**Task:**
Extract the complete listing and repeat it word for word.

**Data supplied:**
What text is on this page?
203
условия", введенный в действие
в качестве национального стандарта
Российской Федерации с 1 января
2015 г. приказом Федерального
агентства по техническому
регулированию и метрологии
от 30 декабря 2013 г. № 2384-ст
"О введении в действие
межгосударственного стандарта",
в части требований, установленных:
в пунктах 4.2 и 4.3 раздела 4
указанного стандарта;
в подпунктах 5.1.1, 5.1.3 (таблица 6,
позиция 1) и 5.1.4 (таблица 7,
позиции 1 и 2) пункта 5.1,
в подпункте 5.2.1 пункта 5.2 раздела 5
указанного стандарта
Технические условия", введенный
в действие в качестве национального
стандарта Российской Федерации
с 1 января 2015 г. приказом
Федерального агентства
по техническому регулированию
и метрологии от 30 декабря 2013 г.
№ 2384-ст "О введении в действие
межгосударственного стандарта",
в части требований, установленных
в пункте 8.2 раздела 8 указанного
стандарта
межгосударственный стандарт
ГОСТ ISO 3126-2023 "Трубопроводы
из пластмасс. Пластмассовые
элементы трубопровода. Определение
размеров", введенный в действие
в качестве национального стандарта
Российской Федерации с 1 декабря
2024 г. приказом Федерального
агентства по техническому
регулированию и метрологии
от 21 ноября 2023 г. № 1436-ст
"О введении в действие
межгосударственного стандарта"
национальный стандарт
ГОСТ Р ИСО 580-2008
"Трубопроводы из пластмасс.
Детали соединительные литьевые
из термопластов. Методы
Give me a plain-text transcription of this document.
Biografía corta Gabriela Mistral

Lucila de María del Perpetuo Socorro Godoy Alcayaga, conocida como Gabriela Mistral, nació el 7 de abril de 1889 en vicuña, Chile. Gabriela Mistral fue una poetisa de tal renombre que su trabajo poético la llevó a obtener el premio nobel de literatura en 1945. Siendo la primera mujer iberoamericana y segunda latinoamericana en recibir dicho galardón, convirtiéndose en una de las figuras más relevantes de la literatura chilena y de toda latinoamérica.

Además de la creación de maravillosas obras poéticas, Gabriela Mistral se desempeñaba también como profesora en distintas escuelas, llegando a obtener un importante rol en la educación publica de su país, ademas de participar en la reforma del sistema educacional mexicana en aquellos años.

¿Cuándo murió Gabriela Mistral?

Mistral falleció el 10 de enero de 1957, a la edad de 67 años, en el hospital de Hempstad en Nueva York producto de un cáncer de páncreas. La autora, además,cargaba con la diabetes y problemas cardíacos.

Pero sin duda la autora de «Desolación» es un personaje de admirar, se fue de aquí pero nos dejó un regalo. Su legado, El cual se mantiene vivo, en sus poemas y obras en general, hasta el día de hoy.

**Reply:**
What text is on this page?
203
условия", введенный в действие
в качестве национального стандарта
Российской Федерации с 1 января
2015 г. приказом Федерального
агентства по техническому
регулированию и метрологии
от 30 декабря 2013 г. № 2384-ст
"О введении в действие
межгосударственного стандарта",
в части требований, установленных:
в пунктах 4.2 и 4.3 раздела 4
указанного стандарта;
в подпунктах 5.1.1, 5.1.3 (таблица 6,
позиция 1) и 5.1.4 (таблица 7,
позиции 1 и 2) пункта 5.1,
в подпункте 5.2.1 пункта 5.2 раздела 5
указанного стандарта
Технические условия", введенный
в действие в качестве национального
стандарта Российской Федерации
с 1 января 2015 г. приказом
Федерального агентства
по техническому регулированию
и метрологии от 30 декабря 2013 г.
№ 2384-ст "О введении в действие
межгосударственного стандарта",
в части требований, установленных
в пункте 8.2 раздела 8 указанного
стандарта
межгосударственный стандарт
ГОСТ ISO 3126-2023 "Трубопроводы
из пластмасс. Пластмассовые
элементы трубопровода. Определение
размеров", введенный в действие
в качестве национального стандарта
Российской Федерации с 1 декабря
2024 г. приказом Федерального
агентства по техническому
регулированию и метрологии
от 21 ноября 2023 г. № 1436-ст
"О введении в действие
межгосударственного стандарта"
национальный стандарт
ГОСТ Р ИСО 580-2008
"Трубопроводы из пластмасс.
Детали соединительные литьевые
из термопластов. Методы
Give me a plain-text transcription of this document.
Biografía corta Gabriela Mistral

Lucila de María del Perpetuo Socorro Godoy Alcayaga, conocida como Gabriela Mistral, nació el 7 de abril de 1889 en vicuña, Chile. Gabriela Mistral fue una poetisa de tal renombre que su trabajo poético la llevó a obtener el premio nobel de literatura en 1945. Siendo la primera mujer iberoamericana y segunda latinoamericana en recibir dicho galardón, convirtiéndose en una de las figuras más relevantes de la literatura chilena y de toda latinoamérica.

Además de la creación de maravillosas obras poéticas, Gabriela Mistral se desempeñaba también como profesora en distintas escuelas, llegando a obtener un importante rol en la educación publica de su país, ademas de participar en la reforma del sistema educacional mexicana en aquellos años.

¿Cuándo murió Gabriela Mistral?

Mistral falleció el 10 de enero de 1957, a la edad de 67 años, en el hospital de Hempstad en Nueva York producto de un cáncer de páncreas. La autora, además,cargaba con la diabetes y problemas cardíacos.

Pero sin duda la autora de «Desolación» es un personaje de admirar, se fue de aquí pero nos dejó un regalo. Su legado, El cual se mantiene vivo, en sus poemas y obras en general, hasta el día de hoy.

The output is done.